Locate all lines with the word "führt". Copy them.

#### Excerpted data

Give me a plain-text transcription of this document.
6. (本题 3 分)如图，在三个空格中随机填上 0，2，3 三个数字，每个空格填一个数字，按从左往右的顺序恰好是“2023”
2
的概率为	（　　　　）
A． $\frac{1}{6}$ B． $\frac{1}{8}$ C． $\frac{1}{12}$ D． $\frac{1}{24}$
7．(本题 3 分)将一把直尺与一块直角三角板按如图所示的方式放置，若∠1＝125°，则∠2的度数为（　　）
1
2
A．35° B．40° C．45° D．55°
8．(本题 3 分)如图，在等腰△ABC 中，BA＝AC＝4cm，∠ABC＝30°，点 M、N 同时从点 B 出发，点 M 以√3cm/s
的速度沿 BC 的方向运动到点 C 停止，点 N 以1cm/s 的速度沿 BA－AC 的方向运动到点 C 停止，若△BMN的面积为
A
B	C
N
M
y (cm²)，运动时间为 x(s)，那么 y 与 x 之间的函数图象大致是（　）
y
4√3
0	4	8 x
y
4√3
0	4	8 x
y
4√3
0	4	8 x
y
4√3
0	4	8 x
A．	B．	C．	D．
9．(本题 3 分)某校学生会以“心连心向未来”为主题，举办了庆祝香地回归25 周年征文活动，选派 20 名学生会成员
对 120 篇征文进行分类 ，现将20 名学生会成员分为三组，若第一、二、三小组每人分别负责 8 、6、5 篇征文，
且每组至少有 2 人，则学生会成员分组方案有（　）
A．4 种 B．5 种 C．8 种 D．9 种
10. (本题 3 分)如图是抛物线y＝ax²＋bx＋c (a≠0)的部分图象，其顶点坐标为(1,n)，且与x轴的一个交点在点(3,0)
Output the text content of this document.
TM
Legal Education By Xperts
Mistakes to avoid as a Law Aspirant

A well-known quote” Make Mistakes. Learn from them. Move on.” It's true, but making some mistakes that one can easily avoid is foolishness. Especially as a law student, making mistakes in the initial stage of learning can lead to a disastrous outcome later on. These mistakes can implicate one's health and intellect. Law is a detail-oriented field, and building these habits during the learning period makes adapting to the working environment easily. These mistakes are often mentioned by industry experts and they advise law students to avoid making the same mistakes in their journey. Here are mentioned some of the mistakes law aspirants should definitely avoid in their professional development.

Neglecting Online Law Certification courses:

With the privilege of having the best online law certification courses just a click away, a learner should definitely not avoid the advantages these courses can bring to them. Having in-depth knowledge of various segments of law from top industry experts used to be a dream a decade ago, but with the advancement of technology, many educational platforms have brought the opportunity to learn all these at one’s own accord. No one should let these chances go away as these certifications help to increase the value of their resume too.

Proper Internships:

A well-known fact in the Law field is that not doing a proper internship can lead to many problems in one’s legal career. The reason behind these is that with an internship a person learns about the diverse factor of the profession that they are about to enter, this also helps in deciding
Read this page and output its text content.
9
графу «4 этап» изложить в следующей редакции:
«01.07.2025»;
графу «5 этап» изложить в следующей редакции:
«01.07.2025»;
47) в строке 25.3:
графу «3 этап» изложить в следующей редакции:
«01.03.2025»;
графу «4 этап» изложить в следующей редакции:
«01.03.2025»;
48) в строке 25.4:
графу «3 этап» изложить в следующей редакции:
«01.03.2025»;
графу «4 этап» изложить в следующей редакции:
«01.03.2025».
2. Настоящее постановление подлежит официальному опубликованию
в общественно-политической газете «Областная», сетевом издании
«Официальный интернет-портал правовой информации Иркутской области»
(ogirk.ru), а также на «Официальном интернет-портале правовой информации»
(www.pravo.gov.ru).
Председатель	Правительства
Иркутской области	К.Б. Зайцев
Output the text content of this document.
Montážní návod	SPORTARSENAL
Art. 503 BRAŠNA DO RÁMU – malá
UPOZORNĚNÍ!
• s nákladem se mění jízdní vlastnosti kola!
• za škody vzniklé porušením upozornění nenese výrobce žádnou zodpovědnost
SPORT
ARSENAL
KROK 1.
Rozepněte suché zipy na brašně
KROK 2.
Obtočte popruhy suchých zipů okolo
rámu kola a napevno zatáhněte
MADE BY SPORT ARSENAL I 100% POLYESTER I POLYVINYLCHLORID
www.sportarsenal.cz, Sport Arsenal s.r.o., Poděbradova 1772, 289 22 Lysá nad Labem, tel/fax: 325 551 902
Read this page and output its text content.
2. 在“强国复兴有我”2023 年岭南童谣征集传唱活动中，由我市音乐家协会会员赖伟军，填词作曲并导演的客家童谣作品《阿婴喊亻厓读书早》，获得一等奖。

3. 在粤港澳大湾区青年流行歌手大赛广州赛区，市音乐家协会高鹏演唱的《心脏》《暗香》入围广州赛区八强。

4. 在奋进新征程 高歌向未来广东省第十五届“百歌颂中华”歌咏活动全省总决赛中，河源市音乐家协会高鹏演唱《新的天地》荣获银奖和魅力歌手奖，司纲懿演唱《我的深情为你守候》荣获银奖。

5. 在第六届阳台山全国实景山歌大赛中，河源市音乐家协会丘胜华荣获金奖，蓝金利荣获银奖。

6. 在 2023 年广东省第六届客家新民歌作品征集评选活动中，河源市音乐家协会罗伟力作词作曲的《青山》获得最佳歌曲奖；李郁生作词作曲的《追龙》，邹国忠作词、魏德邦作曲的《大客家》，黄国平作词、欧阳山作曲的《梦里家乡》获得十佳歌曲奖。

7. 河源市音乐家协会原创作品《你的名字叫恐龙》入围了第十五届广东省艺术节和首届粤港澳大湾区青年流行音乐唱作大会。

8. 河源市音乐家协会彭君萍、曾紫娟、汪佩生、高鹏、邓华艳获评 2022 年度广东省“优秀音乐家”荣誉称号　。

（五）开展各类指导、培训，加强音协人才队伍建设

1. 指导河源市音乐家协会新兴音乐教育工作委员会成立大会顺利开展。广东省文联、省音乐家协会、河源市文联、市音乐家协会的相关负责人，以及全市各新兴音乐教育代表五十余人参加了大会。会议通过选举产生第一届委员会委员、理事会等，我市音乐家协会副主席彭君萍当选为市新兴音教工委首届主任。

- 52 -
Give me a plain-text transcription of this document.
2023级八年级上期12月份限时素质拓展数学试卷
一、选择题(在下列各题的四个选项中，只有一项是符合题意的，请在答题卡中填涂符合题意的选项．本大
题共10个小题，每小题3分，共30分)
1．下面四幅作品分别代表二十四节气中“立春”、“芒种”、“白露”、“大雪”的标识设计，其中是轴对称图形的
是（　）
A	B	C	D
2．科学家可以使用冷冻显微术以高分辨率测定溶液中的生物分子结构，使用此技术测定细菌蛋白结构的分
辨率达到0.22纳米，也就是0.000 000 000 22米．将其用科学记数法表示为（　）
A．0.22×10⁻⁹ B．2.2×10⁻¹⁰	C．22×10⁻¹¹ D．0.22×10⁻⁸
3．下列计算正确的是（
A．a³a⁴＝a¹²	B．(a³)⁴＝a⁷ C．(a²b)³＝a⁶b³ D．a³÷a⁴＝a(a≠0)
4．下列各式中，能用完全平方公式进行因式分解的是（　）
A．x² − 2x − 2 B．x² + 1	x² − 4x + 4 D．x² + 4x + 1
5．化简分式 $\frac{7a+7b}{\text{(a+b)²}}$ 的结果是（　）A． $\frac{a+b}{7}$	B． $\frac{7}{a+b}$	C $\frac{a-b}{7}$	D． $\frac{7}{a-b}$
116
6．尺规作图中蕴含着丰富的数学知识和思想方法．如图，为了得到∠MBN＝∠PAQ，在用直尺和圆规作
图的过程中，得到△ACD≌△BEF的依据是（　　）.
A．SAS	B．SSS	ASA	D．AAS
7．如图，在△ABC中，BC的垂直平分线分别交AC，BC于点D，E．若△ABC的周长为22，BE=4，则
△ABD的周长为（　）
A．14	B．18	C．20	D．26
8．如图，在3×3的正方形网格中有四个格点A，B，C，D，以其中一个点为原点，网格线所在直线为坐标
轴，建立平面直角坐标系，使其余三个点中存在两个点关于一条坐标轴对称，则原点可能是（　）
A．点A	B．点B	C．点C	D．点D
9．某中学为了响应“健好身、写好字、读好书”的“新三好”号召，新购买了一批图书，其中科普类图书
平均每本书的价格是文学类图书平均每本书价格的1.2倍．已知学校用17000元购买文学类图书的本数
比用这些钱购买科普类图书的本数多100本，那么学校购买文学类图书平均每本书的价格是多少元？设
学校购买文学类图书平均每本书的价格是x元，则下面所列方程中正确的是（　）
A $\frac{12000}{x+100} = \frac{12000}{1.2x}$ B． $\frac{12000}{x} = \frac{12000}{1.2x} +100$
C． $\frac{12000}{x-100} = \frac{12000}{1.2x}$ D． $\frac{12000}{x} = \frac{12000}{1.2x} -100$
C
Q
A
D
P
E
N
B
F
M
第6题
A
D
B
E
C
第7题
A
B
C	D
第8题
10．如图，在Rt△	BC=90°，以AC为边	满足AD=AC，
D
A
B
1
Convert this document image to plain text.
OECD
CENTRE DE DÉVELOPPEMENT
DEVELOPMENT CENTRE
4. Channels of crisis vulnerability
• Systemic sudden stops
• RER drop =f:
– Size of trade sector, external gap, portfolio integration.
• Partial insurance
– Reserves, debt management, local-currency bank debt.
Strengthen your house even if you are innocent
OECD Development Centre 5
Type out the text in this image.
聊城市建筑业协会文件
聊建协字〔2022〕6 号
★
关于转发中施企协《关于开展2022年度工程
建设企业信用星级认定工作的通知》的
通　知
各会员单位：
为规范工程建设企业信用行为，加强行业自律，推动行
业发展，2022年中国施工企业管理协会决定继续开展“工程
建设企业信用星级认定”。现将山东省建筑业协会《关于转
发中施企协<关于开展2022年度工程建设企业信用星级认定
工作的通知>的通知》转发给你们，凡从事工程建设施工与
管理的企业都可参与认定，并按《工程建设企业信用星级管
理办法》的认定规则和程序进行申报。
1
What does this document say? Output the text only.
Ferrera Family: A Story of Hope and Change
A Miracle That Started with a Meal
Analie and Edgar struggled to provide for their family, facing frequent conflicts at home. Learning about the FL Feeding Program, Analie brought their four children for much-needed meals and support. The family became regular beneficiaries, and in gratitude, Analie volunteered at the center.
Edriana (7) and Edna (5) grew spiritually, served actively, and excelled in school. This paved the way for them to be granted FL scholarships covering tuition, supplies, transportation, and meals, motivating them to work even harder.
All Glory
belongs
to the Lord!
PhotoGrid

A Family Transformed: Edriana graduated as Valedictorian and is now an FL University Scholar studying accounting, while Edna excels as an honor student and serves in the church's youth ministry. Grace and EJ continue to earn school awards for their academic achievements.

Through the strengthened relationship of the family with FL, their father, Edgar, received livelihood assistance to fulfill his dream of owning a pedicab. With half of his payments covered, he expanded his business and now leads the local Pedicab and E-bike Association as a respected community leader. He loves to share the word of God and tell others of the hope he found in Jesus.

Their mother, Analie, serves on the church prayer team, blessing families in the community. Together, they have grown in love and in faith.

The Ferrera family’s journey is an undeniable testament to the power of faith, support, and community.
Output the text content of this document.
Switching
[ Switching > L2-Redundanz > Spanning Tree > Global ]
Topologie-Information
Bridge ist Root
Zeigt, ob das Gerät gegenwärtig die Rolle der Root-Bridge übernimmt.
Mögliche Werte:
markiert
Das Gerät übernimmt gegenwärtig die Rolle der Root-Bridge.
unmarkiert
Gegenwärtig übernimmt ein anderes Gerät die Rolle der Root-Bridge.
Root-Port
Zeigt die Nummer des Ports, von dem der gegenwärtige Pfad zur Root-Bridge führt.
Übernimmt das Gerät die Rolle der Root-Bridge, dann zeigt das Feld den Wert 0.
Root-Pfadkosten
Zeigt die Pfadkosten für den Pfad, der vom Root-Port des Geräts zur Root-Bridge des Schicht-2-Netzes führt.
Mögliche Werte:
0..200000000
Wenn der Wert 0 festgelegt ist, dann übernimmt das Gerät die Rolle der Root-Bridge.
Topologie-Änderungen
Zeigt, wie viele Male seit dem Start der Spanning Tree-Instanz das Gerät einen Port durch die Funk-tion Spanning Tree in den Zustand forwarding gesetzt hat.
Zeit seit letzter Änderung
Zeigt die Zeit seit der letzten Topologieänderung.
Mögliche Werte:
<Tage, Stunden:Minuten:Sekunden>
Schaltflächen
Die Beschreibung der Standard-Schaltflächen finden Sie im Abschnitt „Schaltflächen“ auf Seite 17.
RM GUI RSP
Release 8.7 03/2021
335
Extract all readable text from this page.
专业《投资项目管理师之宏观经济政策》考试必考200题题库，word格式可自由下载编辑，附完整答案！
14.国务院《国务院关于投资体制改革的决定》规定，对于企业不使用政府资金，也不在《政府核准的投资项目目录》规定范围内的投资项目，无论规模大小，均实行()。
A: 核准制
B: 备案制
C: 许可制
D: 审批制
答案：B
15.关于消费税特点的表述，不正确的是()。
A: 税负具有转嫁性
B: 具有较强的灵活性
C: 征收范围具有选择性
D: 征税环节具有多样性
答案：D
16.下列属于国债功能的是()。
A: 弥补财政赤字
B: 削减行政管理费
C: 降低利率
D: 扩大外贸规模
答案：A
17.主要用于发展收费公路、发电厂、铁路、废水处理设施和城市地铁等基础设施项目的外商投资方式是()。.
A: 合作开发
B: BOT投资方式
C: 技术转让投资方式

########

= Answer to this exercise =
Zeigt die Nummer des Ports, von dem der gegenwärtige Pfad zur Root-Bridge führt.
Zeigt die Pfadkosten für den Pfad, der vom Root-Port des Geräts zur Root-Bridge des Schicht-2-Netzes führt.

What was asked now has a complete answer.